Spatial layout data:
:::

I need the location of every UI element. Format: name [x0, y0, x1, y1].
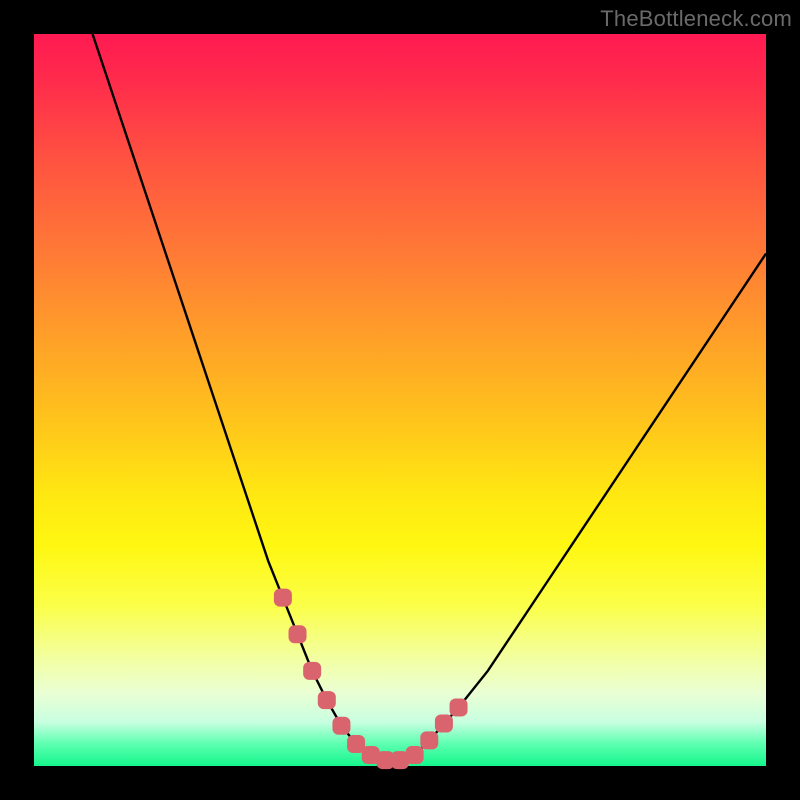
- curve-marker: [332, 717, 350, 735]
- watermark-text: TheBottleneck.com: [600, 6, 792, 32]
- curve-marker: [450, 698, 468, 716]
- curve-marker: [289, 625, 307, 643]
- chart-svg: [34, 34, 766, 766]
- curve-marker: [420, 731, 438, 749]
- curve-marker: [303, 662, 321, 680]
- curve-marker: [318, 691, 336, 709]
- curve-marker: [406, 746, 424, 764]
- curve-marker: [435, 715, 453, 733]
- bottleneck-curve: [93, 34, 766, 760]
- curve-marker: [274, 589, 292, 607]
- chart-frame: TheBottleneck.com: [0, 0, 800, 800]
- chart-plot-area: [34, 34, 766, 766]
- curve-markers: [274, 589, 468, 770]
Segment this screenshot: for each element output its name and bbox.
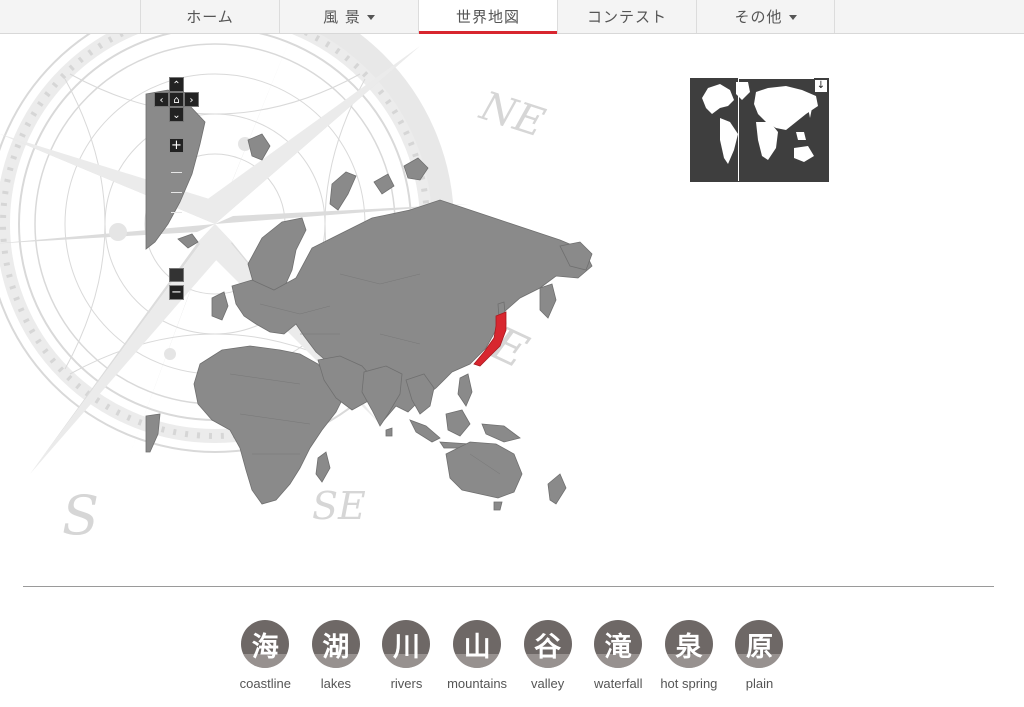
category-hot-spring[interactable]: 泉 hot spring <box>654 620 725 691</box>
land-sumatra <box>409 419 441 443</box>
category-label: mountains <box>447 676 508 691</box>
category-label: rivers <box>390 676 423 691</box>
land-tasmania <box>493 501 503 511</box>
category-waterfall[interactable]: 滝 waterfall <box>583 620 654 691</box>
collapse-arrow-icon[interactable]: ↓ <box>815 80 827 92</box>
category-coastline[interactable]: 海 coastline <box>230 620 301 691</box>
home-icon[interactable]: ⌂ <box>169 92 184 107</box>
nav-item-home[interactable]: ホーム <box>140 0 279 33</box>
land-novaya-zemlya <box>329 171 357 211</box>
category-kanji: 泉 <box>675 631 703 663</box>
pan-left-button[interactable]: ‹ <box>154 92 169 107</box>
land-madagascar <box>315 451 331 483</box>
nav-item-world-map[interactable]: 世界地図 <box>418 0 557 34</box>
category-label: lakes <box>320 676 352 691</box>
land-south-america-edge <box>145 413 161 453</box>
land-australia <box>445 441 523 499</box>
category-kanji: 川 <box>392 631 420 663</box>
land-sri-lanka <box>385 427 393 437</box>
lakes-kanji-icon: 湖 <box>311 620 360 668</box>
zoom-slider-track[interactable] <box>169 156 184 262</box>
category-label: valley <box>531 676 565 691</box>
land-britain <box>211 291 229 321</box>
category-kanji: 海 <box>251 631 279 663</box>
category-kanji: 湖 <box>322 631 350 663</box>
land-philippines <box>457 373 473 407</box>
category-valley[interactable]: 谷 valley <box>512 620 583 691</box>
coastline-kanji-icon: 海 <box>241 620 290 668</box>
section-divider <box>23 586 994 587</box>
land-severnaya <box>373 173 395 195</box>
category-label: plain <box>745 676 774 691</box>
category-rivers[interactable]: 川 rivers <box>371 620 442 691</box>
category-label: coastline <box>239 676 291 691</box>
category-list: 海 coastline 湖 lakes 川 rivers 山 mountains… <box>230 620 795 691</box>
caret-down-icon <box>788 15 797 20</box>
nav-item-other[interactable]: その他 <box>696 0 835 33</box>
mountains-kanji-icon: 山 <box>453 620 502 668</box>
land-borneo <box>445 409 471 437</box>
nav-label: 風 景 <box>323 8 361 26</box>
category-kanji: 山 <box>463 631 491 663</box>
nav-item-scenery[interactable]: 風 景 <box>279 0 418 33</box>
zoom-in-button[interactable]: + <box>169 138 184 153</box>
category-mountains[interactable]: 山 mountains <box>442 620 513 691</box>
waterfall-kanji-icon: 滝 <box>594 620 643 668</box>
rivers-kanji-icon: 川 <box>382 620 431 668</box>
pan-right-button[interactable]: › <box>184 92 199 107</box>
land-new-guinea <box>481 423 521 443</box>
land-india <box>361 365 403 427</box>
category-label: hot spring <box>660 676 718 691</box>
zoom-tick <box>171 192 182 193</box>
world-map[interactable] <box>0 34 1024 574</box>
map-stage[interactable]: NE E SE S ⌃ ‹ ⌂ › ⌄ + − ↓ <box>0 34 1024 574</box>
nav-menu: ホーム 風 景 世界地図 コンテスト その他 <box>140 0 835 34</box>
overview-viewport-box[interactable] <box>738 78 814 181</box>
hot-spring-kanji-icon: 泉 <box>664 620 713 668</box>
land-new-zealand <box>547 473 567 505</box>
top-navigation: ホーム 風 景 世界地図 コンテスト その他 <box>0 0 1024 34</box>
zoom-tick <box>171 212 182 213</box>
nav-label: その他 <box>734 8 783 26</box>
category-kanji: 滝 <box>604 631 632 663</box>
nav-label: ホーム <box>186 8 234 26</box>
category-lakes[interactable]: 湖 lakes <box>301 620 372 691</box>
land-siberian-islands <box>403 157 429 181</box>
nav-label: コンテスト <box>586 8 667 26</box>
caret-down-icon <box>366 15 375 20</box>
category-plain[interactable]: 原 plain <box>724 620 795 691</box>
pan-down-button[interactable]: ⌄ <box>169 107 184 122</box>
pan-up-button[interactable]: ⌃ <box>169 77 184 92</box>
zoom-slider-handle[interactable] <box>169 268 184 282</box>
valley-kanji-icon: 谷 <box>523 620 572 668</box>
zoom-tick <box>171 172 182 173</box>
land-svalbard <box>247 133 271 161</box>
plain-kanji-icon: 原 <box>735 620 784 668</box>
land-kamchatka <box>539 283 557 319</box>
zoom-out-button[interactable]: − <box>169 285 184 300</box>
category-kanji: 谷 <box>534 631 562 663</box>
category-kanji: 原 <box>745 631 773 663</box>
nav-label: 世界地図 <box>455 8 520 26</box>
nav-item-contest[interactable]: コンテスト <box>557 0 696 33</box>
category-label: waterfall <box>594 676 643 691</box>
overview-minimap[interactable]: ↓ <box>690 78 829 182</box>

:::

Required work:
Give the lines above as a numbered list, from the line with "- curve-marker: [332, 717, 350, 735]" through the line with "Segment this screenshot: for", leaving out any blank lines.

Final result:
1. - curve-marker: [332, 717, 350, 735]
2. - watermark-text: TheBottleneck.com: [600, 6, 792, 32]
3. - curve-marker: [450, 698, 468, 716]
4. - curve-marker: [289, 625, 307, 643]
5. - chart-svg: [34, 34, 766, 766]
6. - curve-marker: [420, 731, 438, 749]
7. - curve-marker: [303, 662, 321, 680]
8. - curve-marker: [318, 691, 336, 709]
9. - curve-marker: [406, 746, 424, 764]
10. - curve-marker: [435, 715, 453, 733]
11. - bottleneck-curve: [93, 34, 766, 760]
12. - curve-marker: [274, 589, 292, 607]
13. - chart-frame: TheBottleneck.com: [0, 0, 800, 800]
14. - chart-plot-area: [34, 34, 766, 766]
15. - curve-markers: [274, 589, 468, 770]
16. Segment this screenshot: for each element output its name and bbox.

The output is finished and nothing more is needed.